(Stored records)

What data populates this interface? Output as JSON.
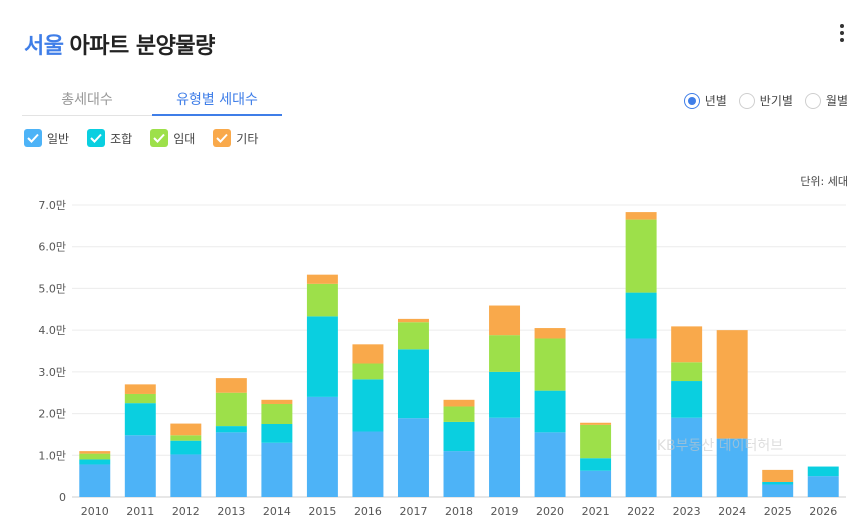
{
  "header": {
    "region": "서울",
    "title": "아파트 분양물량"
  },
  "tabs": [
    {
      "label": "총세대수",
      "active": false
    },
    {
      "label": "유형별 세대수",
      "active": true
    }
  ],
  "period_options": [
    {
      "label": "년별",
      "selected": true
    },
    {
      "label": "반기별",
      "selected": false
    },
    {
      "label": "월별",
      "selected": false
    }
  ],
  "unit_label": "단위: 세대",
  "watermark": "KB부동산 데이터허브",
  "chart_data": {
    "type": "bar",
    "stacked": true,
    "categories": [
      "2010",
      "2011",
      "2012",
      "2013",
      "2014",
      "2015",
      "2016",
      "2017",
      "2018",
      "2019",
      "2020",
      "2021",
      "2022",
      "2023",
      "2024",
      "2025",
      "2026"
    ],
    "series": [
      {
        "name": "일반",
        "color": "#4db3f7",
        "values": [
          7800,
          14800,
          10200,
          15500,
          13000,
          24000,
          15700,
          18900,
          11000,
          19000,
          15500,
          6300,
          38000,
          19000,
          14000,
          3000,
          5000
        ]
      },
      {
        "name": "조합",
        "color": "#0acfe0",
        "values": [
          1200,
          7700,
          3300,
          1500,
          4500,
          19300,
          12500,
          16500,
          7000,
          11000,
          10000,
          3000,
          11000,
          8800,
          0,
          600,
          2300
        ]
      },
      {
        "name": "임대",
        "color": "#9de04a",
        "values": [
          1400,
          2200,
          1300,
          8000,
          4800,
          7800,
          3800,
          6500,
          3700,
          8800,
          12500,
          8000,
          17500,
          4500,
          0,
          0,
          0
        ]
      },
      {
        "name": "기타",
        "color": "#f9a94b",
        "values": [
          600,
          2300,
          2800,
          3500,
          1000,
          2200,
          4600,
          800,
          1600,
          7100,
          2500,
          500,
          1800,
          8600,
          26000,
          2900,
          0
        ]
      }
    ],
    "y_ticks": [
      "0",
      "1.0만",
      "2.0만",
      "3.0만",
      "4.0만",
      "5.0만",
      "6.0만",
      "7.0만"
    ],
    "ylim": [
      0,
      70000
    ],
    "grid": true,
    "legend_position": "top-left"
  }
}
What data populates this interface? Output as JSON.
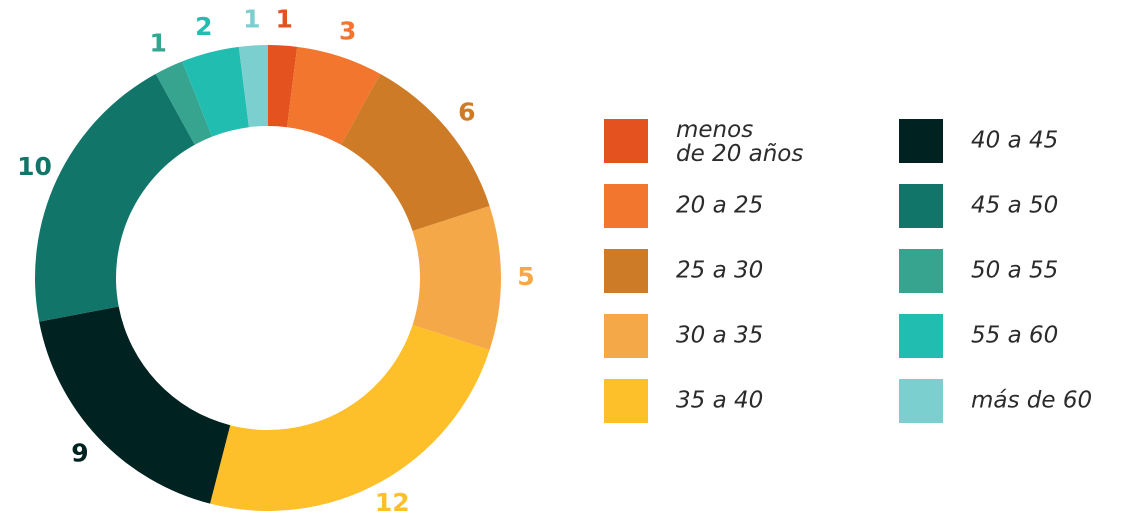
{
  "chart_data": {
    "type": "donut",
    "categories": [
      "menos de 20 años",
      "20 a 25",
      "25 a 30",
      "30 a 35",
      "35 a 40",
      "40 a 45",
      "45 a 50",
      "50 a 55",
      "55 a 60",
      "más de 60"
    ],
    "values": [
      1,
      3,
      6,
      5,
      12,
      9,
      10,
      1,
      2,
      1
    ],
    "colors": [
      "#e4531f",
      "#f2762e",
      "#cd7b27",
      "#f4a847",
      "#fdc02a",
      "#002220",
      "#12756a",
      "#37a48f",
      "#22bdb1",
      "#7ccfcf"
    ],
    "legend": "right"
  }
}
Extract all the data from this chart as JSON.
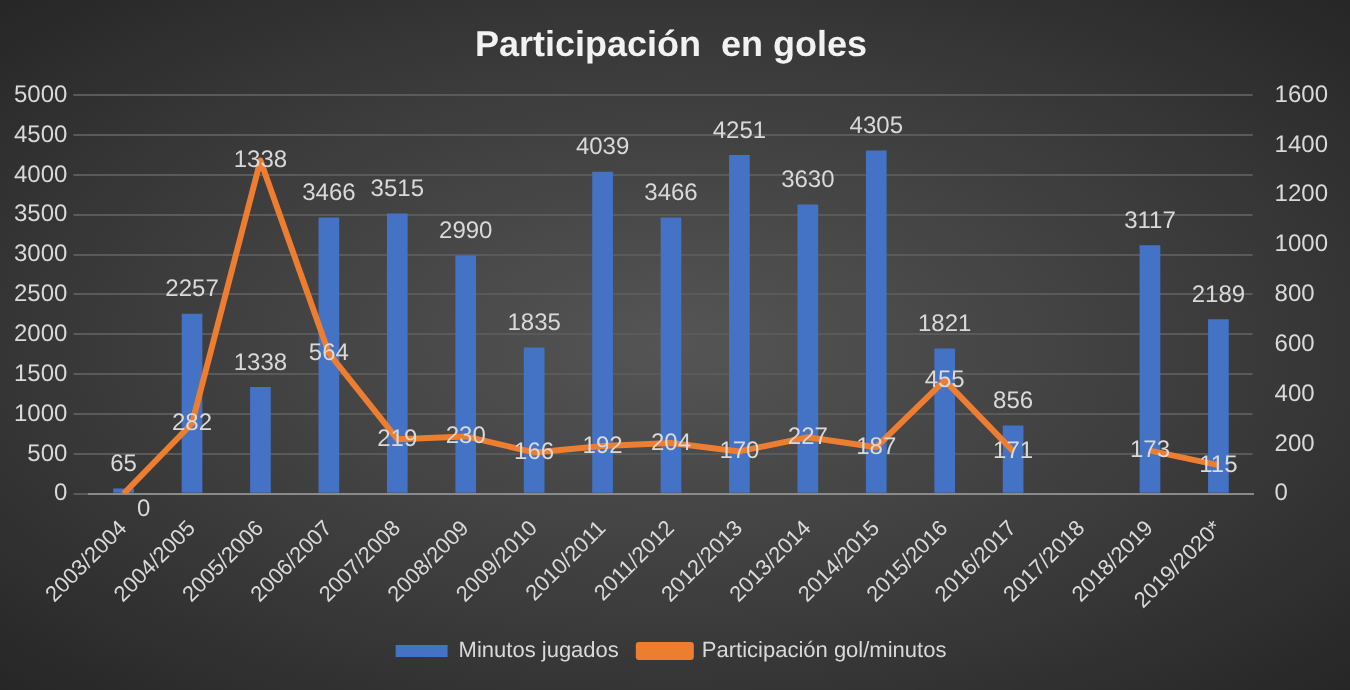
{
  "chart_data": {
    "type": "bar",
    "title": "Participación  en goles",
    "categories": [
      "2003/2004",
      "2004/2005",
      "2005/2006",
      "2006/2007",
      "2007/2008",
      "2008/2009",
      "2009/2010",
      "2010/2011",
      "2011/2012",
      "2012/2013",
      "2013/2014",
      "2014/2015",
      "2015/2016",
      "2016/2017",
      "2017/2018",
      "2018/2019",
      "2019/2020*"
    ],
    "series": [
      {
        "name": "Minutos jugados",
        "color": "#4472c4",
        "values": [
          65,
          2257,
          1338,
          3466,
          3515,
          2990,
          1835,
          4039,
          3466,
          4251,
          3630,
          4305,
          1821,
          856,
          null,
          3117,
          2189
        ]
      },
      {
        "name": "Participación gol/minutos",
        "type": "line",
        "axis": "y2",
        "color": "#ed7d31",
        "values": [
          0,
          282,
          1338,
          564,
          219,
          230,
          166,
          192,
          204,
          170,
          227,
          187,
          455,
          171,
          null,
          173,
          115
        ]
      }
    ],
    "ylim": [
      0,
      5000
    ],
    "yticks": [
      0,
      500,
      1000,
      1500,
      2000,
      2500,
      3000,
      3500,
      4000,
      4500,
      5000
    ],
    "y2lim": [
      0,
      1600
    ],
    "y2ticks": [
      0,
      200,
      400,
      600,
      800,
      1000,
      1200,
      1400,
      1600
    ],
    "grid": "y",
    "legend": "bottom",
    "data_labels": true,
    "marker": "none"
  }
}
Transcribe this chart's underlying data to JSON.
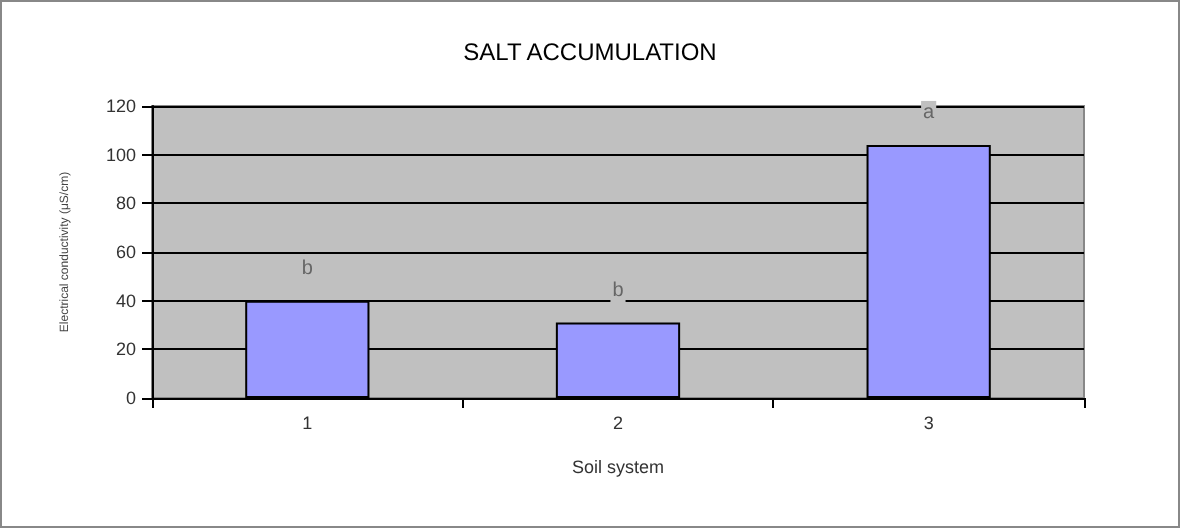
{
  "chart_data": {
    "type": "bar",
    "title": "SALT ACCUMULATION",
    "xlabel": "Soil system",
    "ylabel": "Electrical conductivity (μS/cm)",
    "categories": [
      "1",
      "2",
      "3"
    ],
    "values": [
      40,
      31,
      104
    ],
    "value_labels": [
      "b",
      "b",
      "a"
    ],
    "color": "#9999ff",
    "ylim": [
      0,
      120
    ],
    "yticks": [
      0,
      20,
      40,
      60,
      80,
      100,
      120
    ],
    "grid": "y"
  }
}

◆ **Exercise details**: Your task is to retype all the entries exactly and leave out any pictures.

◆ **Full answer**:
What data populates this interface? Output as JSON.
{
  "header": {
    "region": "서울",
    "title": "아파트 분양물량"
  },
  "tabs": [
    {
      "label": "총세대수",
      "active": false
    },
    {
      "label": "유형별 세대수",
      "active": true
    }
  ],
  "period_options": [
    {
      "label": "년별",
      "selected": true
    },
    {
      "label": "반기별",
      "selected": false
    },
    {
      "label": "월별",
      "selected": false
    }
  ],
  "unit_label": "단위: 세대",
  "watermark": "KB부동산 데이터허브",
  "chart_data": {
    "type": "bar",
    "stacked": true,
    "categories": [
      "2010",
      "2011",
      "2012",
      "2013",
      "2014",
      "2015",
      "2016",
      "2017",
      "2018",
      "2019",
      "2020",
      "2021",
      "2022",
      "2023",
      "2024",
      "2025",
      "2026"
    ],
    "series": [
      {
        "name": "일반",
        "color": "#4db3f7",
        "values": [
          7800,
          14800,
          10200,
          15500,
          13000,
          24000,
          15700,
          18900,
          11000,
          19000,
          15500,
          6300,
          38000,
          19000,
          14000,
          3000,
          5000
        ]
      },
      {
        "name": "조합",
        "color": "#0acfe0",
        "values": [
          1200,
          7700,
          3300,
          1500,
          4500,
          19300,
          12500,
          16500,
          7000,
          11000,
          10000,
          3000,
          11000,
          8800,
          0,
          600,
          2300
        ]
      },
      {
        "name": "임대",
        "color": "#9de04a",
        "values": [
          1400,
          2200,
          1300,
          8000,
          4800,
          7800,
          3800,
          6500,
          3700,
          8800,
          12500,
          8000,
          17500,
          4500,
          0,
          0,
          0
        ]
      },
      {
        "name": "기타",
        "color": "#f9a94b",
        "values": [
          600,
          2300,
          2800,
          3500,
          1000,
          2200,
          4600,
          800,
          1600,
          7100,
          2500,
          500,
          1800,
          8600,
          26000,
          2900,
          0
        ]
      }
    ],
    "y_ticks": [
      "0",
      "1.0만",
      "2.0만",
      "3.0만",
      "4.0만",
      "5.0만",
      "6.0만",
      "7.0만"
    ],
    "ylim": [
      0,
      70000
    ],
    "grid": true,
    "legend_position": "top-left"
  }
}
What data populates this interface? Output as JSON.
{
  "chart_data": {
    "type": "donut",
    "categories": [
      "menos de 20 años",
      "20 a 25",
      "25 a 30",
      "30 a 35",
      "35 a 40",
      "40 a 45",
      "45 a 50",
      "50 a 55",
      "55 a 60",
      "más de 60"
    ],
    "values": [
      1,
      3,
      6,
      5,
      12,
      9,
      10,
      1,
      2,
      1
    ],
    "colors": [
      "#e4531f",
      "#f2762e",
      "#cd7b27",
      "#f4a847",
      "#fdc02a",
      "#002220",
      "#12756a",
      "#37a48f",
      "#22bdb1",
      "#7ccfcf"
    ],
    "legend": "right"
  }
}
Extract all the data from this chart as JSON.
{
  "chart_data": {
    "type": "bar",
    "title": "Participación  en goles",
    "categories": [
      "2003/2004",
      "2004/2005",
      "2005/2006",
      "2006/2007",
      "2007/2008",
      "2008/2009",
      "2009/2010",
      "2010/2011",
      "2011/2012",
      "2012/2013",
      "2013/2014",
      "2014/2015",
      "2015/2016",
      "2016/2017",
      "2017/2018",
      "2018/2019",
      "2019/2020*"
    ],
    "series": [
      {
        "name": "Minutos jugados",
        "color": "#4472c4",
        "values": [
          65,
          2257,
          1338,
          3466,
          3515,
          2990,
          1835,
          4039,
          3466,
          4251,
          3630,
          4305,
          1821,
          856,
          null,
          3117,
          2189
        ]
      },
      {
        "name": "Participación gol/minutos",
        "type": "line",
        "axis": "y2",
        "color": "#ed7d31",
        "values": [
          0,
          282,
          1338,
          564,
          219,
          230,
          166,
          192,
          204,
          170,
          227,
          187,
          455,
          171,
          null,
          173,
          115
        ]
      }
    ],
    "ylim": [
      0,
      5000
    ],
    "yticks": [
      0,
      500,
      1000,
      1500,
      2000,
      2500,
      3000,
      3500,
      4000,
      4500,
      5000
    ],
    "y2lim": [
      0,
      1600
    ],
    "y2ticks": [
      0,
      200,
      400,
      600,
      800,
      1000,
      1200,
      1400,
      1600
    ],
    "grid": "y",
    "legend": "bottom",
    "data_labels": true,
    "marker": "none"
  }
}
Transcribe this chart's underlying data to JSON.
{
  "chart_data": {
    "type": "bar",
    "title": "SALT ACCUMULATION",
    "xlabel": "Soil system",
    "ylabel": "Electrical conductivity (μS/cm)",
    "categories": [
      "1",
      "2",
      "3"
    ],
    "values": [
      40,
      31,
      104
    ],
    "value_labels": [
      "b",
      "b",
      "a"
    ],
    "color": "#9999ff",
    "ylim": [
      0,
      120
    ],
    "yticks": [
      0,
      20,
      40,
      60,
      80,
      100,
      120
    ],
    "grid": "y"
  }
}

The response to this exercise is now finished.